- **DATA SHOWN**
Start

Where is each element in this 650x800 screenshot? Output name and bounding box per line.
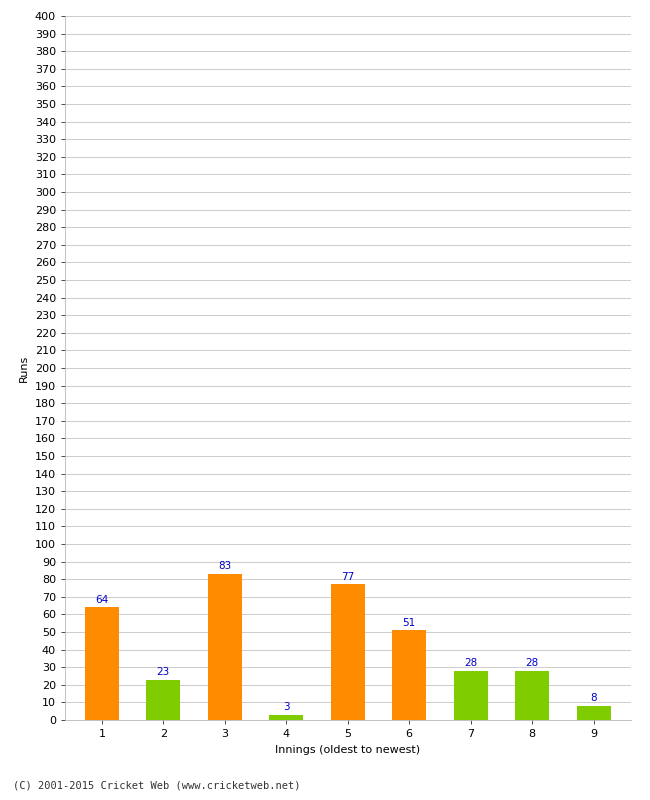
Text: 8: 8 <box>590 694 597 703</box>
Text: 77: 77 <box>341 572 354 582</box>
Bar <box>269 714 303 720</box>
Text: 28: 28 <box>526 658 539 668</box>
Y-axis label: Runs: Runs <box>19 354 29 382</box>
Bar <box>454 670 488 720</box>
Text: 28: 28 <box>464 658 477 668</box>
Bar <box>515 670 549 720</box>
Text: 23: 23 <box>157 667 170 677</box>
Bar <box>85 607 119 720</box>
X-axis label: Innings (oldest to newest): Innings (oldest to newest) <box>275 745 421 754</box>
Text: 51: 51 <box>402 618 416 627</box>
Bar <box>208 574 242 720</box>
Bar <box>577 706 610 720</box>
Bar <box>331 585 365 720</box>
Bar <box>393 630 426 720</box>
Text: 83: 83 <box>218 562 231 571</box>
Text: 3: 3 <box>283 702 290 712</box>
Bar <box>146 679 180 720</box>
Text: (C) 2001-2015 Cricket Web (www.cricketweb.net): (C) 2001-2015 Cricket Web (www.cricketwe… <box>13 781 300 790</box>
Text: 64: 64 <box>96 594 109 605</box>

End
Start

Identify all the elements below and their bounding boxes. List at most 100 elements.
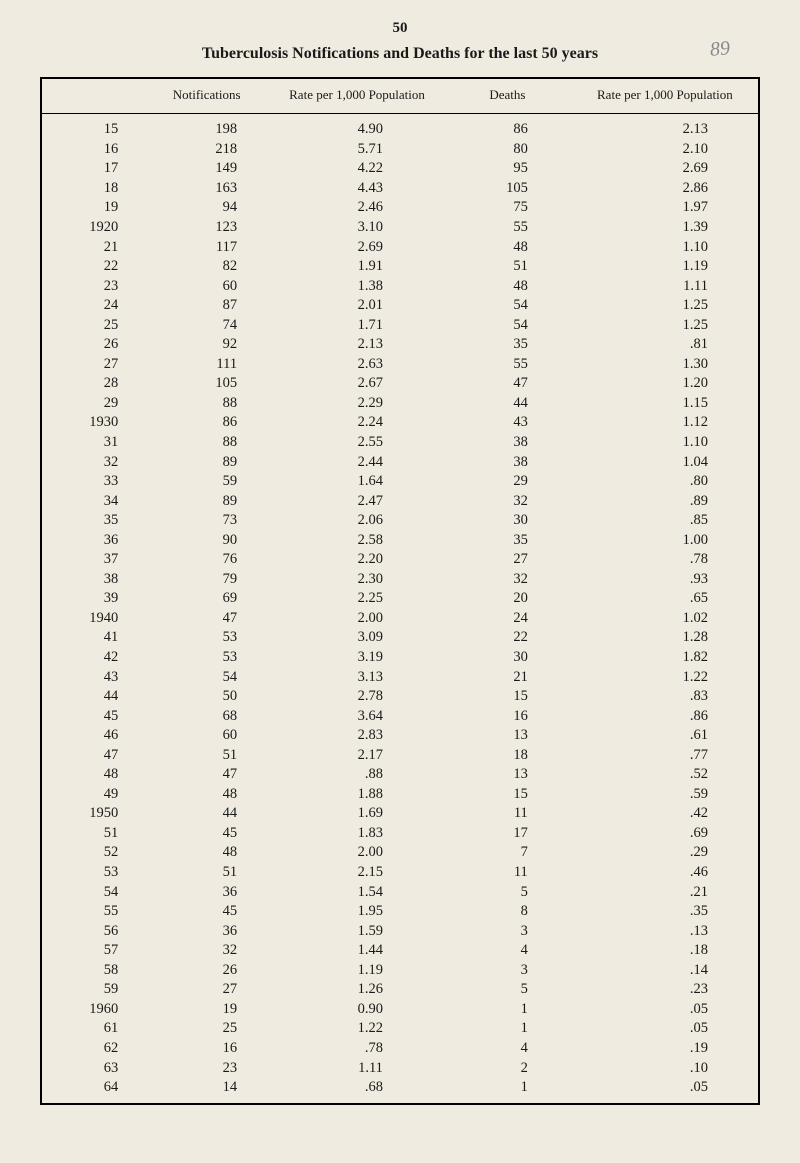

End

Identify every line above that contains the string "axis", and copy each one in full.

Y-axis label: Runs: Runs <box>19 354 29 382</box>
X-axis label: Innings (oldest to newest): Innings (oldest to newest) <box>275 745 421 754</box>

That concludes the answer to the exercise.